**What to work on:** Write out each line word for word. Drop pictures.

**Input material:**

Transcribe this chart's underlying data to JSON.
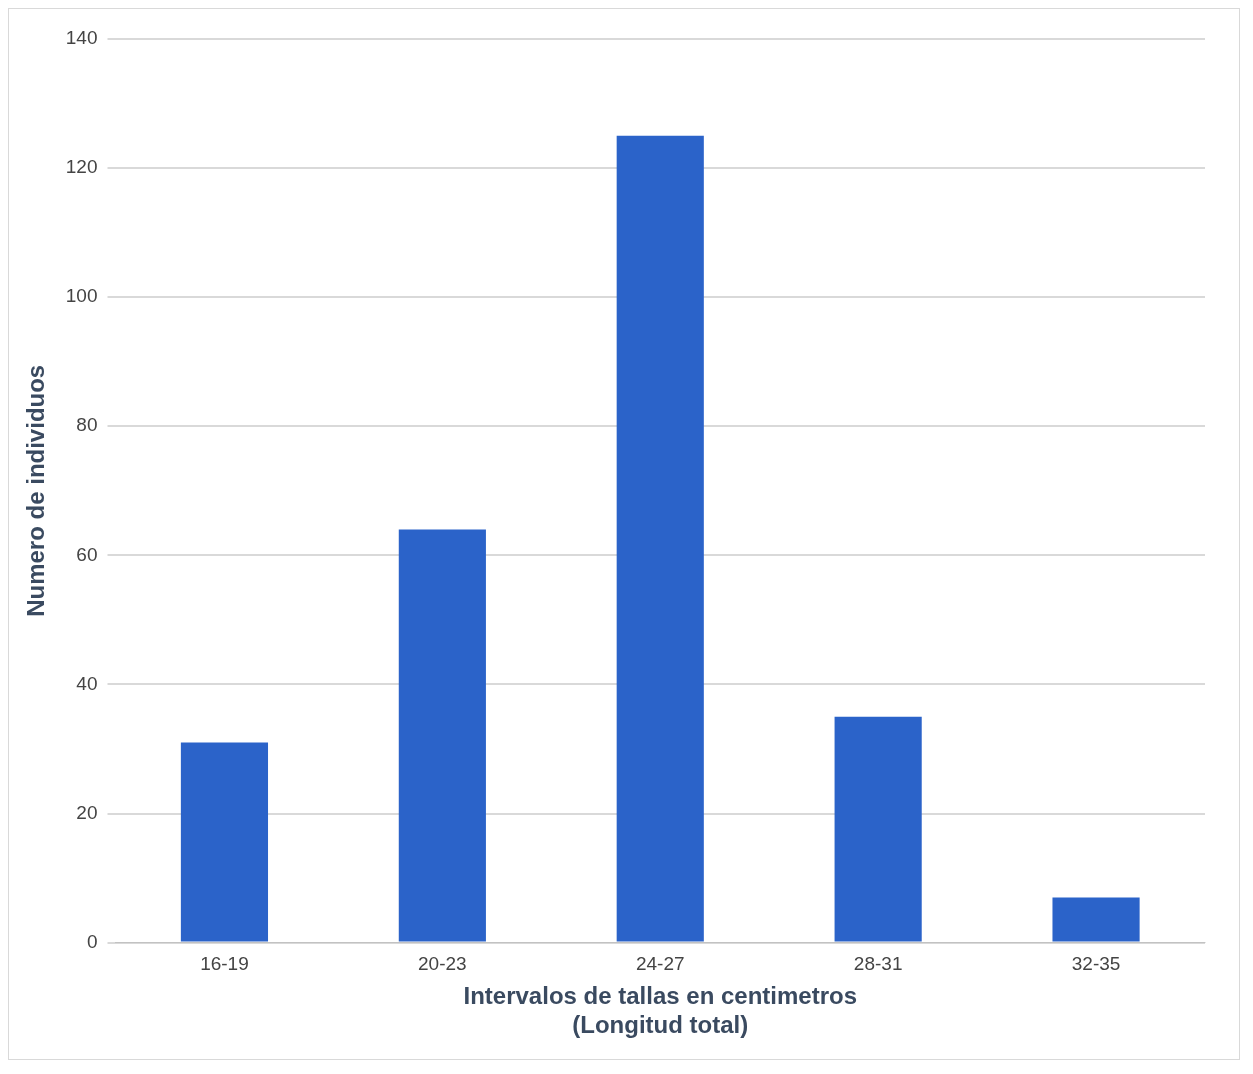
{
  "chart_data": {
    "type": "bar",
    "xlabel": "Intervalos de tallas en centimetros\n(Longitud total)",
    "ylabel": "Numero de individuos",
    "categories": [
      "16-19",
      "20-23",
      "24-27",
      "28-31",
      "32-35"
    ],
    "values": [
      31,
      64,
      125,
      35,
      7
    ],
    "color": "#2b63c9",
    "ylim": [
      0,
      140
    ],
    "yticks": [
      0,
      20,
      40,
      60,
      80,
      100,
      120,
      140
    ],
    "grid": "y"
  }
}
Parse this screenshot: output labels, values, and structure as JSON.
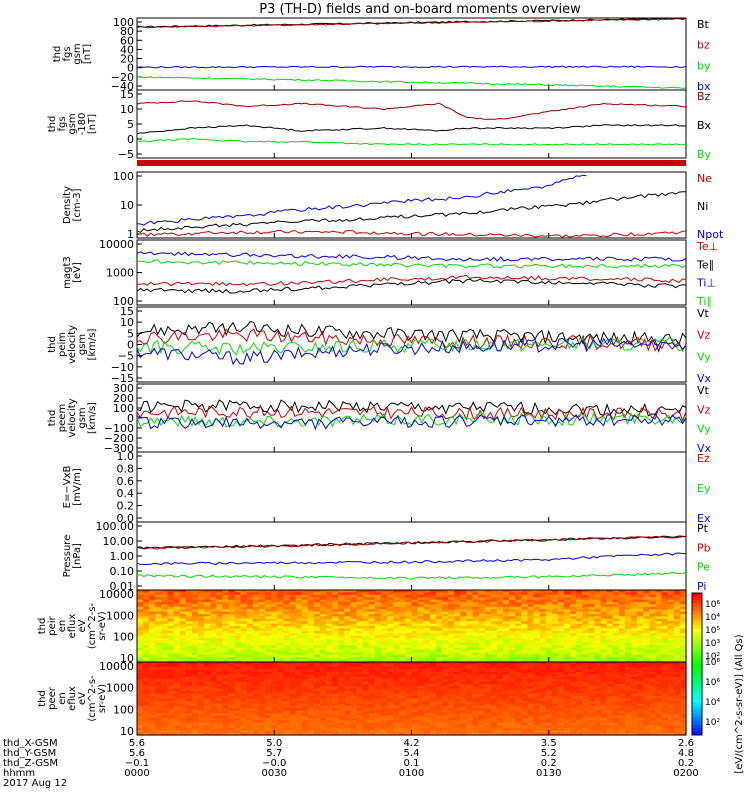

**Solution for this problem:**
Transcribe this chart's underlying data to JSON.
{
  "chart_data": {
    "type": "bar",
    "xlabel": "Intervalos de tallas en centimetros\n(Longitud total)",
    "ylabel": "Numero de individuos",
    "categories": [
      "16-19",
      "20-23",
      "24-27",
      "28-31",
      "32-35"
    ],
    "values": [
      31,
      64,
      125,
      35,
      7
    ],
    "color": "#2b63c9",
    "ylim": [
      0,
      140
    ],
    "yticks": [
      0,
      20,
      40,
      60,
      80,
      100,
      120,
      140
    ],
    "grid": "y"
  }
}
Parse this screenshot: output labels, values, and structure as JSON.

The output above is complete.